What is expected:
Each line that holds the word "this" should be returned.
--------------------------------
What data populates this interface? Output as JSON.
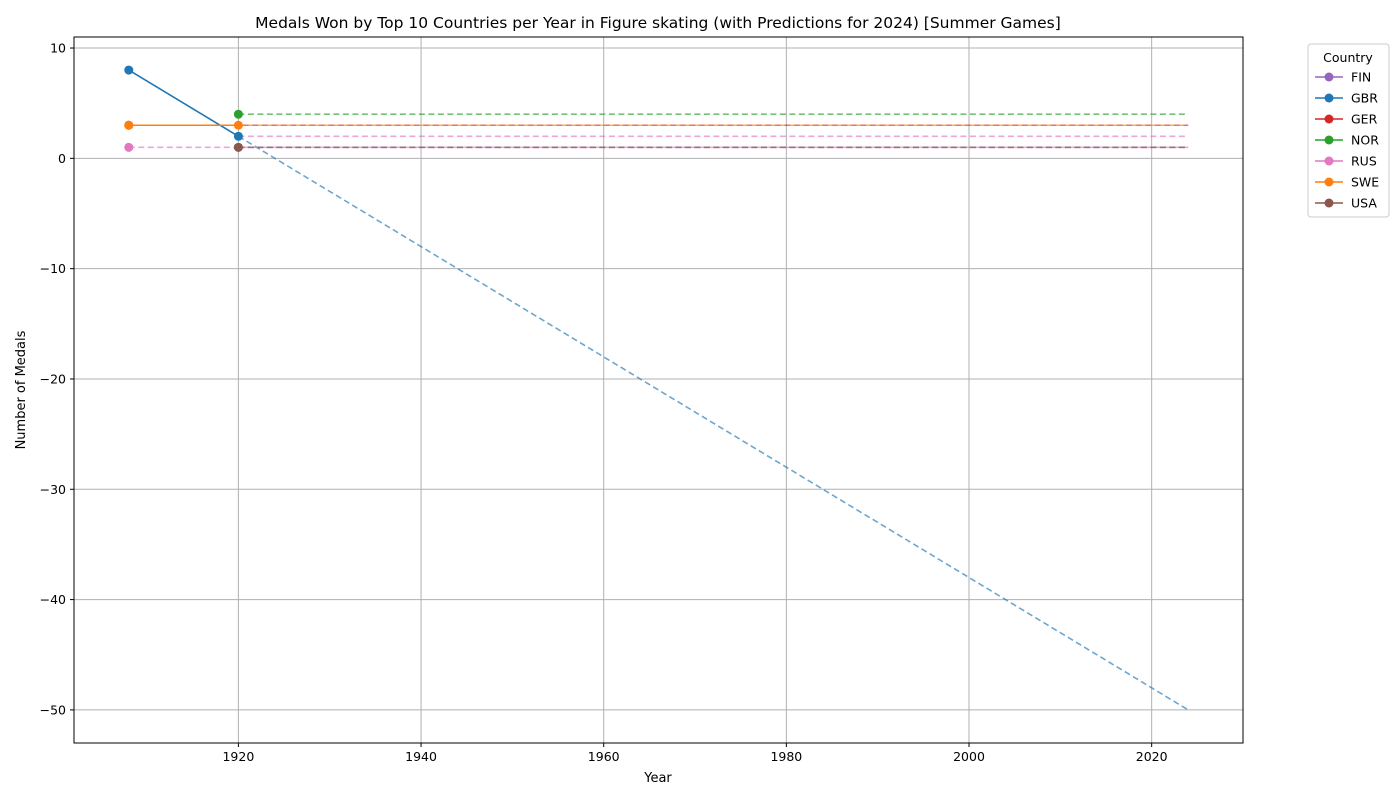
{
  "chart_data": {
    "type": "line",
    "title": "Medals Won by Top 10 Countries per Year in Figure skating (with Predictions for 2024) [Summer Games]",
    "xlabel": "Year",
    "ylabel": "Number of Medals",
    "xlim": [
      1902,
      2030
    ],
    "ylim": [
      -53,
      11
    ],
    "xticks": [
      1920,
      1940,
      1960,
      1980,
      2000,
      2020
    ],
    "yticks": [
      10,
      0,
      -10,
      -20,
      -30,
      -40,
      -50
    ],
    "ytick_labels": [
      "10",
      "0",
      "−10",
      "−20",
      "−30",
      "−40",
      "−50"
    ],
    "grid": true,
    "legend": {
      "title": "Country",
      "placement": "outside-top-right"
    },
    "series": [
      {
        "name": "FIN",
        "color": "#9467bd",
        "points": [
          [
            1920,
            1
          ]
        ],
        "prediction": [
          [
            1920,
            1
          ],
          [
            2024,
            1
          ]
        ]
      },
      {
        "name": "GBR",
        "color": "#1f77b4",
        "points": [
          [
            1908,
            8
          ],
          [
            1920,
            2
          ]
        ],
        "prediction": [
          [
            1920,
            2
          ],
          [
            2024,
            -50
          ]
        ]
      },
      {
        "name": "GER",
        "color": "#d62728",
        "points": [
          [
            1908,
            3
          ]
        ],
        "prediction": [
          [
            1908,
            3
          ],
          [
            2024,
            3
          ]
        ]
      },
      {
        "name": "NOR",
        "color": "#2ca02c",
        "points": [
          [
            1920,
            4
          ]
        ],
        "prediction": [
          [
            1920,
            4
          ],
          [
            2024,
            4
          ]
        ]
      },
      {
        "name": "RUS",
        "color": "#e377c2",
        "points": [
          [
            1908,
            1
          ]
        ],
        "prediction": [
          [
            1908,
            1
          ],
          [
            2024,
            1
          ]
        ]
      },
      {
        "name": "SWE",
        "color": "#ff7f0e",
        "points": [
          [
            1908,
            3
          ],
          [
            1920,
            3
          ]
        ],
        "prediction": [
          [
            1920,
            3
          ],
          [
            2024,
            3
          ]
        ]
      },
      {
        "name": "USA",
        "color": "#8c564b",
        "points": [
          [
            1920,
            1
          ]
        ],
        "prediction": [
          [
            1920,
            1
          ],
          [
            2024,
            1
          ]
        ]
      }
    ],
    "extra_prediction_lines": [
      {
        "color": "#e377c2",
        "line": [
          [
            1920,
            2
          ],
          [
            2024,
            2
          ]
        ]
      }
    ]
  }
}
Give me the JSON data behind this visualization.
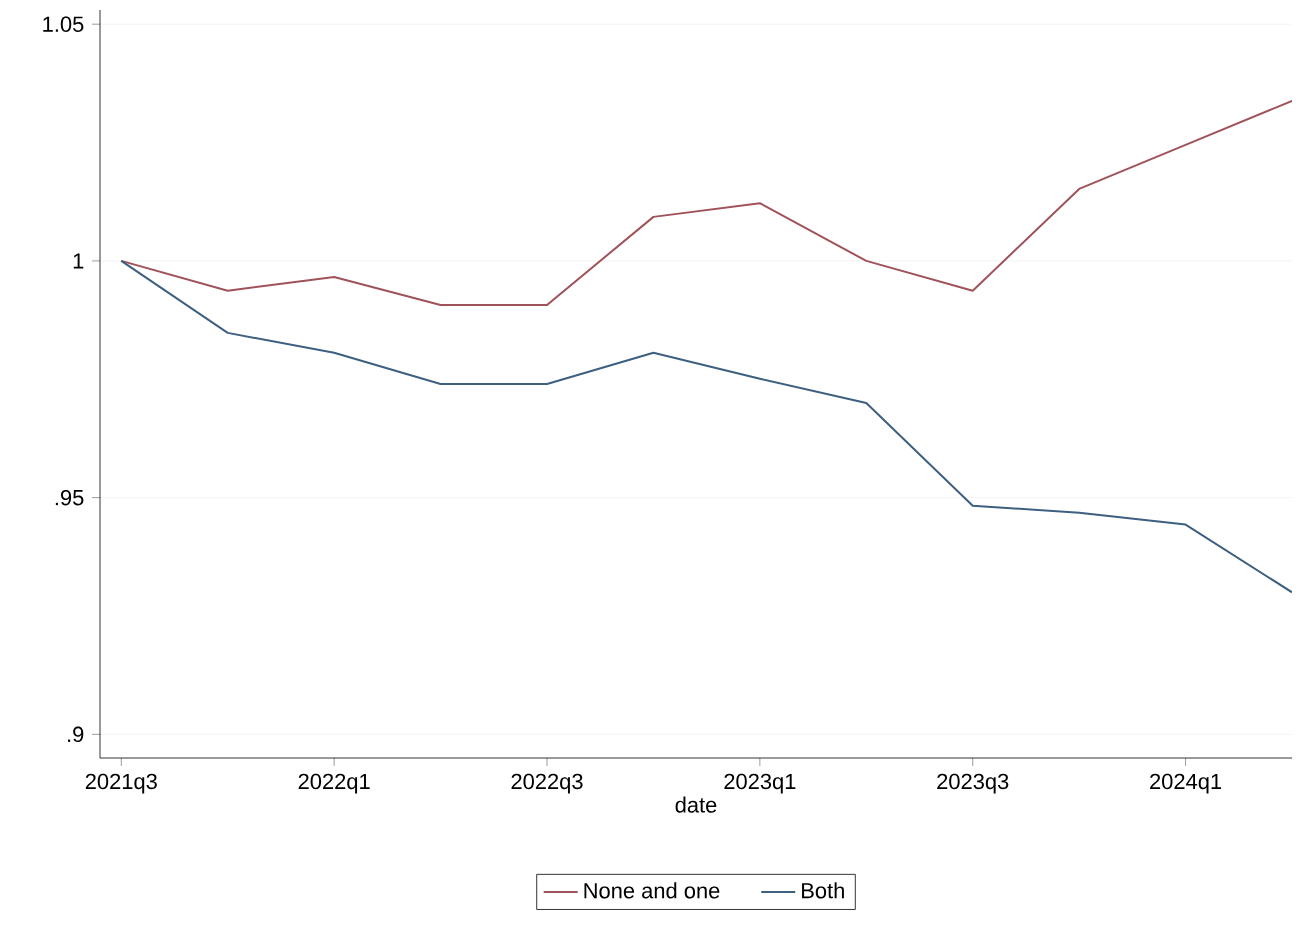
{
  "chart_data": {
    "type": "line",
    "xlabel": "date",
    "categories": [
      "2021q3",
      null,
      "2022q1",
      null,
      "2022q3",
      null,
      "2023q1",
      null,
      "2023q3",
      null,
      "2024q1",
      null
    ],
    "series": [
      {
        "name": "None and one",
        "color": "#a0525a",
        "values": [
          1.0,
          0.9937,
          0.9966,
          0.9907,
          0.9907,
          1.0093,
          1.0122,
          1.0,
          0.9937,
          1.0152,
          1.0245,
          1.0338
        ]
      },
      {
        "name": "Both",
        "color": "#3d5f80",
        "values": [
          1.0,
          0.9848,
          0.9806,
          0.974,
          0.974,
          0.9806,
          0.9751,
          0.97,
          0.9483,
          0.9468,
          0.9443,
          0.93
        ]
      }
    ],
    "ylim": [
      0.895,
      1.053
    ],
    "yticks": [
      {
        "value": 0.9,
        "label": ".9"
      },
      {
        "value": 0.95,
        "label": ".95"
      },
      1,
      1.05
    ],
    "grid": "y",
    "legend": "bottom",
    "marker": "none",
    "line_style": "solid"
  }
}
--------------------------------
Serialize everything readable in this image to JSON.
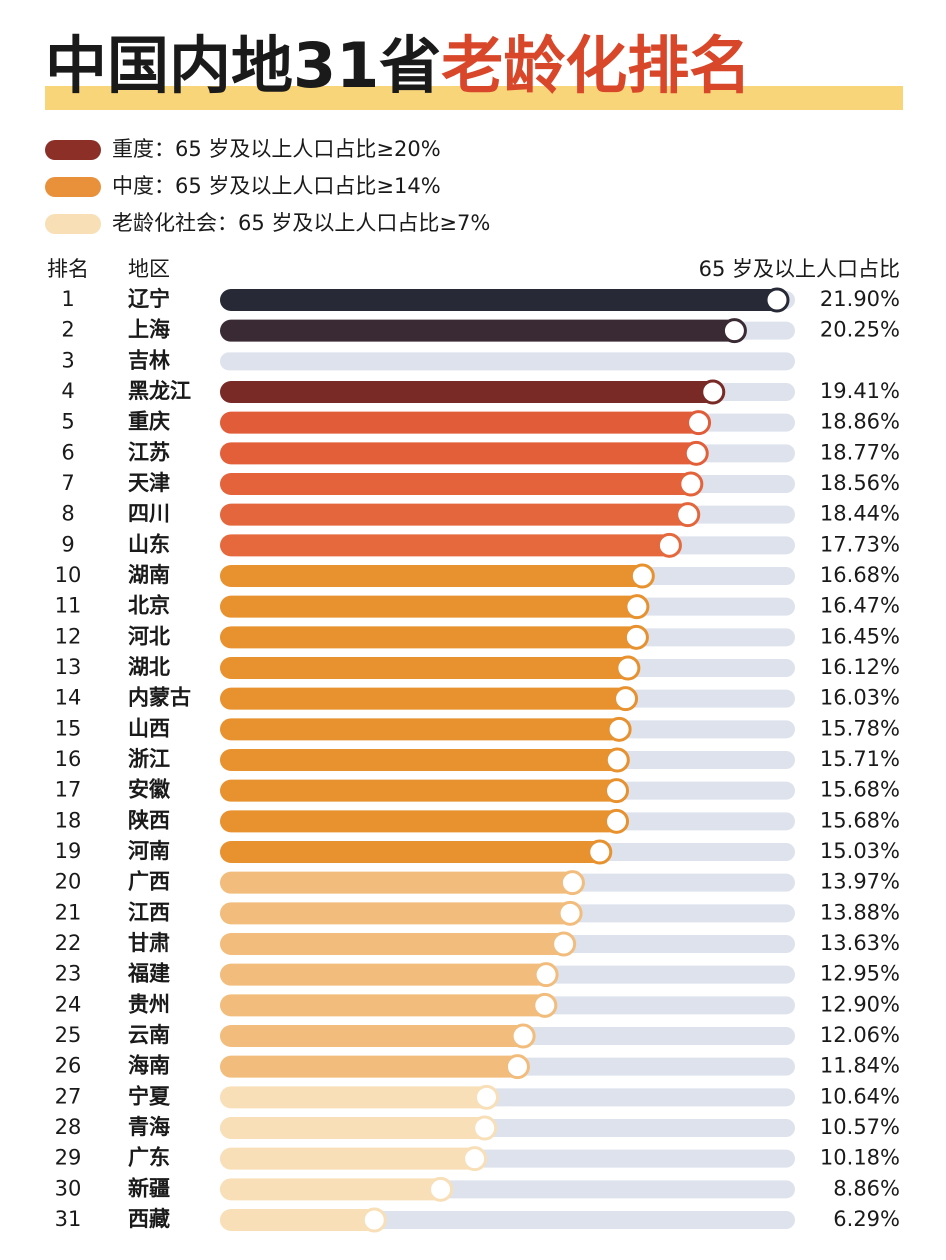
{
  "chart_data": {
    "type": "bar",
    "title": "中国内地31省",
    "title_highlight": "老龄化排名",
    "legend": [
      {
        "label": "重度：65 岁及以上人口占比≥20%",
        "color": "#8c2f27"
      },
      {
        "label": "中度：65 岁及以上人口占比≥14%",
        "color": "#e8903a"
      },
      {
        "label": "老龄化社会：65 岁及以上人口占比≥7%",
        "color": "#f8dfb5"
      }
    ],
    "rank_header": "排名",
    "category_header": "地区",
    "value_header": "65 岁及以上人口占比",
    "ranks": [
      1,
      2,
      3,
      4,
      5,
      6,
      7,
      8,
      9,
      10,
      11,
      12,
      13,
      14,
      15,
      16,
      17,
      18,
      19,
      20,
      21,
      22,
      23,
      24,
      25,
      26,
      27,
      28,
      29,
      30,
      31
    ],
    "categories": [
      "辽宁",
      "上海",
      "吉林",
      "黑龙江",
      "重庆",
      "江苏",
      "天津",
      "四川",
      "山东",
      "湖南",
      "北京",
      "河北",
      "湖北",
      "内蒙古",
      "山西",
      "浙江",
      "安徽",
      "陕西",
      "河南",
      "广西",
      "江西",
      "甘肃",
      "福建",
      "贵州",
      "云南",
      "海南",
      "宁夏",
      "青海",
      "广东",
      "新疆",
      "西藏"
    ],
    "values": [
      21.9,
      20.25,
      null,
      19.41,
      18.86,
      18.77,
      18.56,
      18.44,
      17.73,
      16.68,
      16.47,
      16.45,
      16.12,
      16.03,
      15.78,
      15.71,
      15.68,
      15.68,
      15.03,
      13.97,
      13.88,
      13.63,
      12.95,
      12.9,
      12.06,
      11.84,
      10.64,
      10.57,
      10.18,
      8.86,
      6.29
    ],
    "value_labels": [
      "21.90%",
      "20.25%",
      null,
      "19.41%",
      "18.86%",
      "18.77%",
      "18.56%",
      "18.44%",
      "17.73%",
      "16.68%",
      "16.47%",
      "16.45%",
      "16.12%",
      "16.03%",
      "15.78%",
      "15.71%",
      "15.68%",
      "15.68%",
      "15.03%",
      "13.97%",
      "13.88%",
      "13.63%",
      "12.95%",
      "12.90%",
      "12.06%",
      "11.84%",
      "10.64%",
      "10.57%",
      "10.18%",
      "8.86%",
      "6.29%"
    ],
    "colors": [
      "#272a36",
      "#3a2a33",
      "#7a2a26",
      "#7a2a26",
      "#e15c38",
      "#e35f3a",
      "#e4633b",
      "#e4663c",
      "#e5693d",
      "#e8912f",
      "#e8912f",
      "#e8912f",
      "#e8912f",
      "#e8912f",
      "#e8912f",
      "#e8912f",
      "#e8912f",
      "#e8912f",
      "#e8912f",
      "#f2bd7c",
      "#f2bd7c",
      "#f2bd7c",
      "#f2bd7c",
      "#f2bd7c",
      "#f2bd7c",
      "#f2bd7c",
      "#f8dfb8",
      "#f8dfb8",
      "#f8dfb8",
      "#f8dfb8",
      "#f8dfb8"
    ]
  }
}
--------------------------------
The reply:
What data populates this interface? Output as JSON.
Give me the JSON data behind this visualization.
Serialize everything readable in this image to JSON.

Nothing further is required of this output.